┌──

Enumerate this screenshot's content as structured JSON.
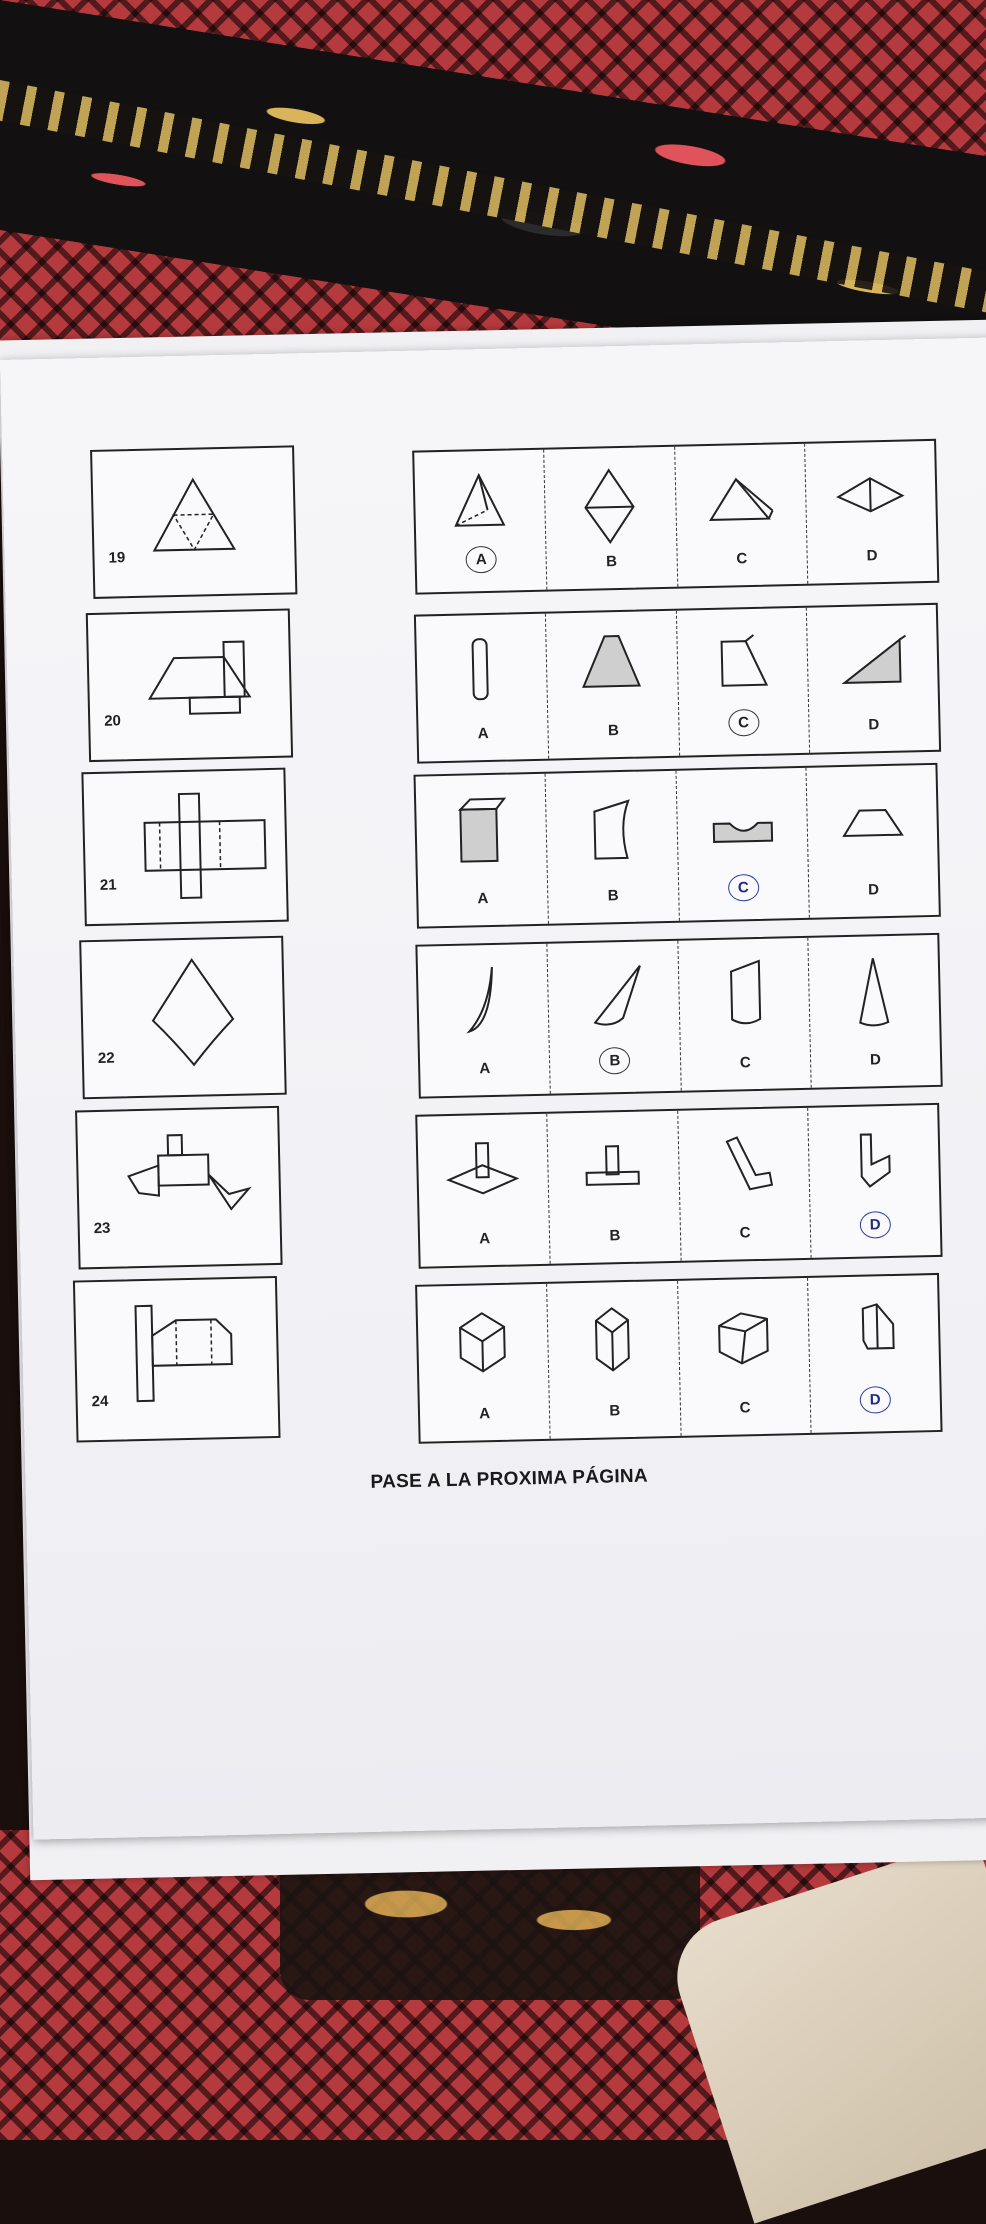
{
  "questions": [
    {
      "number": "19",
      "options": [
        "A",
        "B",
        "C",
        "D"
      ],
      "marked": "A"
    },
    {
      "number": "20",
      "options": [
        "A",
        "B",
        "C",
        "D"
      ],
      "marked": "C"
    },
    {
      "number": "21",
      "options": [
        "A",
        "B",
        "C",
        "D"
      ],
      "marked": "C"
    },
    {
      "number": "22",
      "options": [
        "A",
        "B",
        "C",
        "D"
      ],
      "marked": "B"
    },
    {
      "number": "23",
      "options": [
        "A",
        "B",
        "C",
        "D"
      ],
      "marked": "D"
    },
    {
      "number": "24",
      "options": [
        "A",
        "B",
        "C",
        "D"
      ],
      "marked": "D"
    }
  ],
  "footer_text": "PASE A LA PROXIMA PÁGINA",
  "colors": {
    "carpet_red": "#b53a3e",
    "carpet_gold": "#d4b35d",
    "pen_blue": "#2a3b9e"
  }
}
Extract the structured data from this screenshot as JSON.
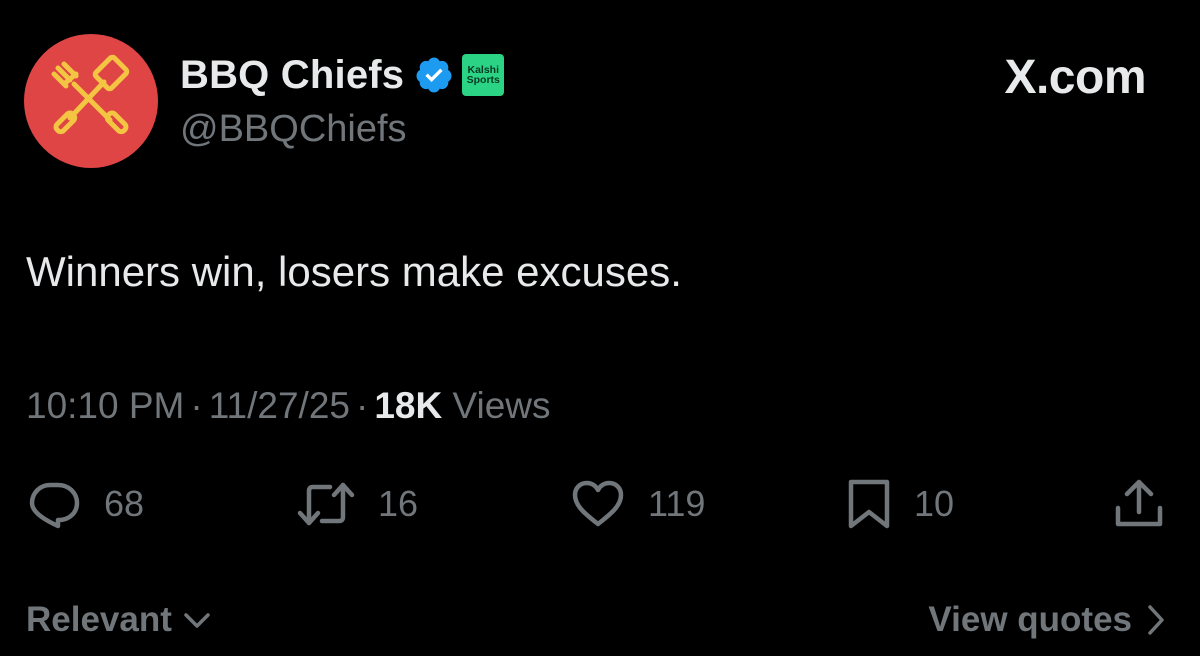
{
  "header": {
    "display_name": "BBQ Chiefs",
    "handle": "@BBQChiefs",
    "affiliate_line1": "Kalshi",
    "affiliate_line2": "Sports",
    "brand": "X.com"
  },
  "tweet": {
    "text": "Winners win, losers make excuses.",
    "time": "10:10 PM",
    "date": "11/27/25",
    "separator": "·",
    "views_count": "18K",
    "views_label": "Views"
  },
  "actions": {
    "replies": "68",
    "reposts": "16",
    "likes": "119",
    "bookmarks": "10"
  },
  "footer": {
    "sort_label": "Relevant",
    "view_quotes_label": "View quotes"
  },
  "colors": {
    "background": "#000000",
    "text_primary": "#e7e9ea",
    "text_secondary": "#71767b",
    "avatar_bg": "#df4545",
    "avatar_icon": "#f4c542",
    "verified_blue": "#1d9bf0",
    "affiliate_green": "#2bd384"
  },
  "icons": [
    "bbq-utensils-logo-icon",
    "verified-badge-icon",
    "reply-icon",
    "repost-icon",
    "like-icon",
    "bookmark-icon",
    "share-icon",
    "chevron-down-icon",
    "chevron-right-icon"
  ]
}
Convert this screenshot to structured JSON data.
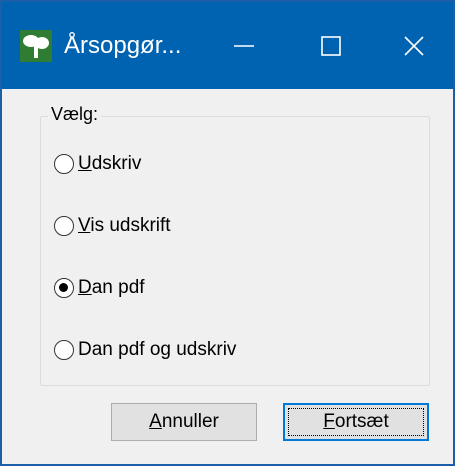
{
  "window": {
    "title": "Årsopgør...",
    "app_icon": "tree-app-icon",
    "controls": {
      "minimize_icon": "minimize-icon",
      "maximize_icon": "maximize-icon",
      "close_icon": "close-icon"
    }
  },
  "group": {
    "label": "Vælg:",
    "options": [
      {
        "label": "Udskriv",
        "selected": false
      },
      {
        "label": "Vis udskrift",
        "selected": false
      },
      {
        "label": "Dan pdf",
        "selected": true
      },
      {
        "label": "Dan pdf og udskriv",
        "selected": false
      }
    ]
  },
  "buttons": {
    "cancel_label": "Annuller",
    "continue_label": "Fortsæt"
  },
  "colors": {
    "titlebar": "#0063b1",
    "dialog_bg": "#f0f0f0",
    "focus_border": "#0078d7"
  }
}
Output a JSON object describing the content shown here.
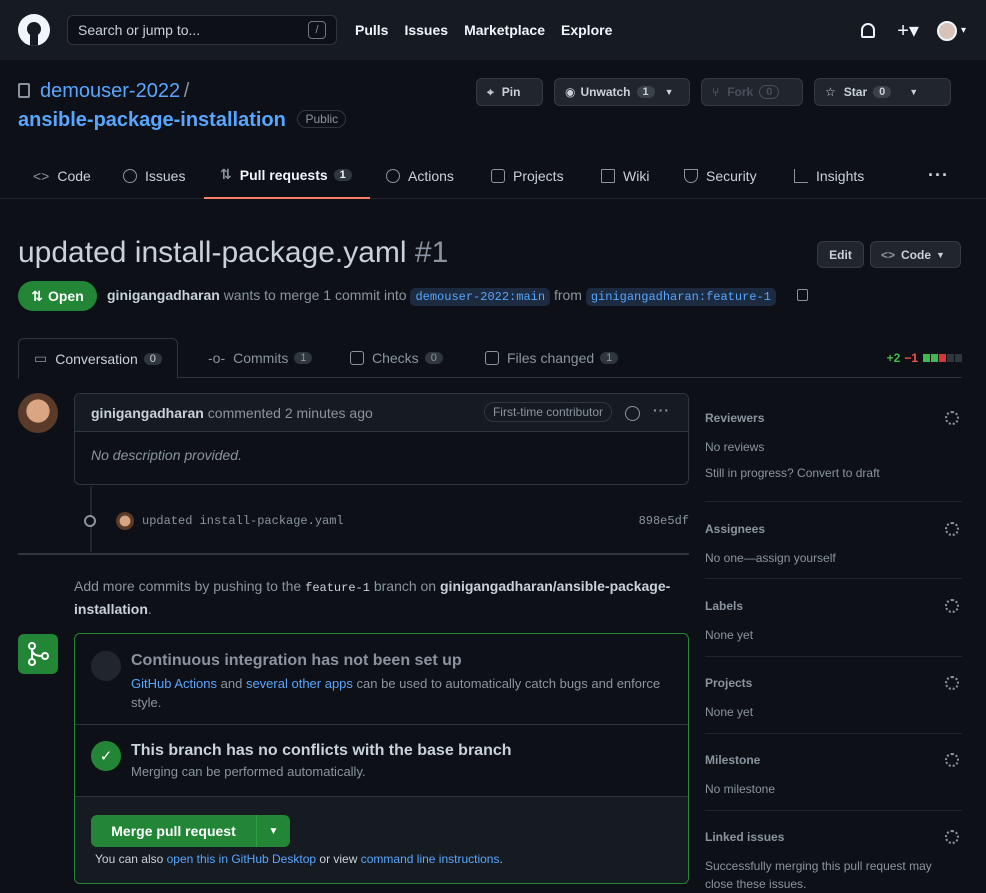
{
  "header": {
    "search_placeholder": "Search or jump to...",
    "slash_key": "/",
    "nav": [
      "Pulls",
      "Issues",
      "Marketplace",
      "Explore"
    ]
  },
  "repo": {
    "owner": "demouser-2022",
    "separator": "/",
    "name": "ansible-package-installation",
    "visibility": "Public"
  },
  "repo_actions": {
    "pin": "Pin",
    "unwatch": "Unwatch",
    "unwatch_count": "1",
    "fork": "Fork",
    "fork_count": "0",
    "star": "Star",
    "star_count": "0"
  },
  "repo_tabs": [
    {
      "label": "Code"
    },
    {
      "label": "Issues"
    },
    {
      "label": "Pull requests",
      "count": "1"
    },
    {
      "label": "Actions"
    },
    {
      "label": "Projects"
    },
    {
      "label": "Wiki"
    },
    {
      "label": "Security"
    },
    {
      "label": "Insights"
    }
  ],
  "pr": {
    "title": "updated install-package.yaml",
    "number": "#1",
    "edit": "Edit",
    "code": "Code",
    "state": "Open",
    "author": "ginigangadharan",
    "meta_text": "wants to merge 1 commit into",
    "base": "demouser-2022:main",
    "from": "from",
    "head": "ginigangadharan:feature-1"
  },
  "pr_tabs": [
    {
      "label": "Conversation",
      "count": "0"
    },
    {
      "label": "Commits",
      "count": "1"
    },
    {
      "label": "Checks",
      "count": "0"
    },
    {
      "label": "Files changed",
      "count": "1"
    }
  ],
  "diffstat": {
    "additions": "+2",
    "deletions": "−1"
  },
  "comment": {
    "author": "ginigangadharan",
    "action": "commented 2 minutes ago",
    "badge": "First-time contributor",
    "body": "No description provided."
  },
  "commit": {
    "message": "updated install-package.yaml",
    "sha": "898e5df"
  },
  "add_more": {
    "pre": "Add more commits by pushing to the",
    "branch": "feature-1",
    "mid": "branch on",
    "repo": "ginigangadharan/ansible-package-installation",
    "end": "."
  },
  "merge": {
    "ci_title": "Continuous integration has not been set up",
    "ci_link1": "GitHub Actions",
    "ci_and": "and",
    "ci_link2": "several other apps",
    "ci_rest": "can be used to automatically catch bugs and enforce style.",
    "ok_title": "This branch has no conflicts with the base branch",
    "ok_sub": "Merging can be performed automatically.",
    "button": "Merge pull request",
    "note_pre": "You can also",
    "note_link1": "open this in GitHub Desktop",
    "note_mid": "or view",
    "note_link2": "command line instructions",
    "note_end": "."
  },
  "sidebar": {
    "reviewers": {
      "title": "Reviewers",
      "line1": "No reviews",
      "line2": "Still in progress? Convert to draft"
    },
    "assignees": {
      "title": "Assignees",
      "value": "No one—assign yourself"
    },
    "labels": {
      "title": "Labels",
      "value": "None yet"
    },
    "projects": {
      "title": "Projects",
      "value": "None yet"
    },
    "milestone": {
      "title": "Milestone",
      "value": "No milestone"
    },
    "linked": {
      "title": "Linked issues",
      "value": "Successfully merging this pull request may close these issues."
    }
  },
  "colors": {
    "accent": "#58a6ff",
    "success": "#238636",
    "tab_underline": "#f78166"
  }
}
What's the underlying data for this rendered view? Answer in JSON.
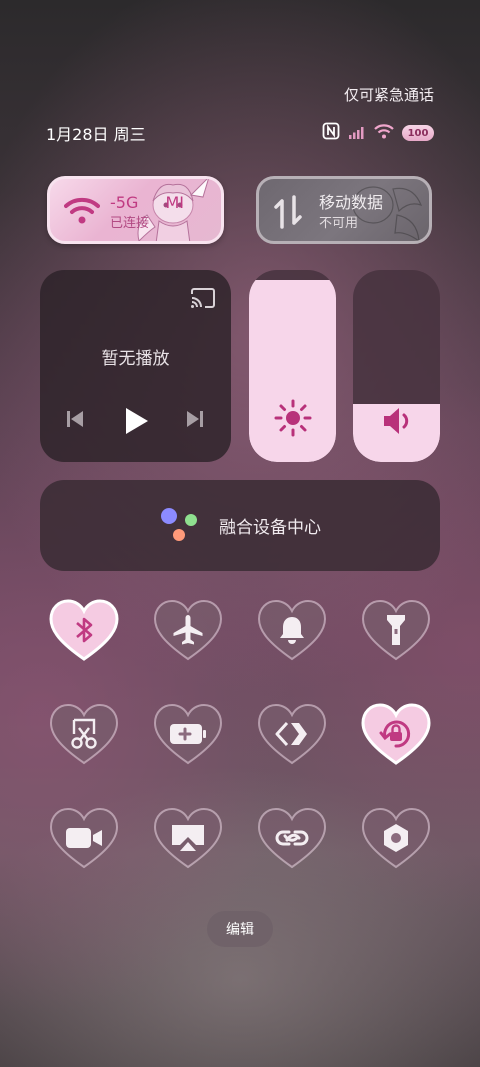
{
  "emergency_text": "仅可紧急通话",
  "status": {
    "date": "1月28日 周三",
    "battery": "100"
  },
  "wifi": {
    "ssid_fragment": "-5G",
    "ssid_extra": "MI",
    "status": "已连接"
  },
  "mobile_data": {
    "title": "移动数据",
    "status": "不可用"
  },
  "media": {
    "title": "暂无播放"
  },
  "sliders": {
    "brightness_level": 0.95,
    "volume_level": 0.3
  },
  "device_center": {
    "label": "融合设备中心"
  },
  "toggles": [
    {
      "name": "bluetooth",
      "active": true
    },
    {
      "name": "airplane-mode",
      "active": false
    },
    {
      "name": "ring-mode",
      "active": false
    },
    {
      "name": "flashlight",
      "active": false
    },
    {
      "name": "screenshot",
      "active": false
    },
    {
      "name": "battery-saver",
      "active": false
    },
    {
      "name": "nfc-share",
      "active": false
    },
    {
      "name": "rotation-lock",
      "active": true
    },
    {
      "name": "screen-record",
      "active": false
    },
    {
      "name": "screen-cast",
      "active": false
    },
    {
      "name": "link",
      "active": false
    },
    {
      "name": "settings",
      "active": false
    }
  ],
  "edit_label": "编辑",
  "colors": {
    "accent": "#c03a82",
    "active_heart": "#f5cbe2"
  }
}
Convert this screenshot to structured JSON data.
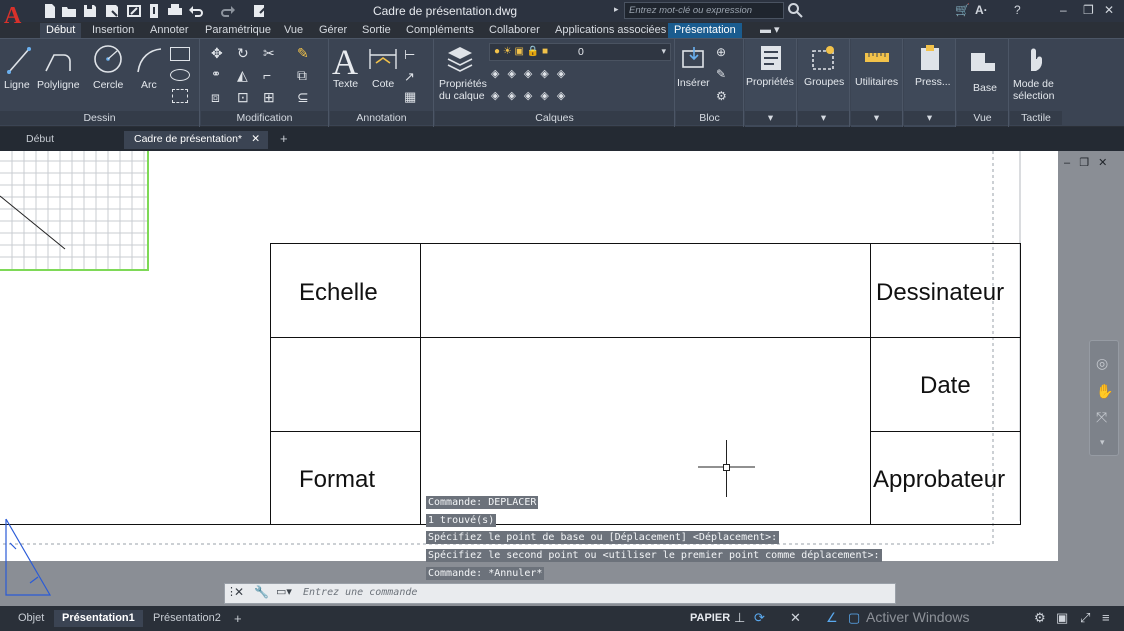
{
  "app": {
    "title": "Cadre de présentation.dwg",
    "logo": "A",
    "search_placeholder": "Entrez mot-clé ou expression"
  },
  "ribbon_tabs": [
    "Début",
    "Insertion",
    "Annoter",
    "Paramétrique",
    "Vue",
    "Gérer",
    "Sortie",
    "Compléments",
    "Collaborer",
    "Applications associées",
    "Présentation"
  ],
  "ribbon": {
    "dessin": {
      "title": "Dessin",
      "tools": [
        "Ligne",
        "Polyligne",
        "Cercle",
        "Arc"
      ]
    },
    "modification": {
      "title": "Modification"
    },
    "annotation": {
      "title": "Annotation",
      "tools": [
        "Texte",
        "Cote"
      ]
    },
    "calques": {
      "title": "Calques",
      "props_line1": "Propriétés",
      "props_line2": "du calque",
      "layer_value": "0"
    },
    "bloc": {
      "title": "Bloc",
      "insert": "Insérer"
    },
    "proprietes": {
      "label": "Propriétés"
    },
    "groupes": {
      "label": "Groupes"
    },
    "utilitaires": {
      "label": "Utilitaires"
    },
    "presse": {
      "label": "Press..."
    },
    "vue": {
      "title": "Vue",
      "base": "Base"
    },
    "tactile": {
      "title": "Tactile",
      "mode_line1": "Mode de",
      "mode_line2": "sélection"
    }
  },
  "file_tabs": [
    "Début",
    "Cadre de présentation*"
  ],
  "title_block": {
    "echelle": "Echelle",
    "format": "Format",
    "dessinateur": "Dessinateur",
    "date": "Date",
    "approbateur": "Approbateur"
  },
  "command_history": [
    "Commande: DEPLACER",
    "1 trouvé(s)",
    "Spécifiez le point de base ou [Déplacement] <Déplacement>:",
    "Spécifiez le second point ou <utiliser le premier point comme déplacement>:",
    "Commande: *Annuler*"
  ],
  "command_input_placeholder": "Entrez une commande",
  "layout_tabs": [
    "Objet",
    "Présentation1",
    "Présentation2"
  ],
  "status": {
    "space": "PAPIER",
    "watermark": "Activer Windows"
  }
}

└──

From the listing above, copy every line that includes the word "Cadre".

→ **Result**:
    "title": "Cadre de présentation.dwg",
    "Cadre de présentation*"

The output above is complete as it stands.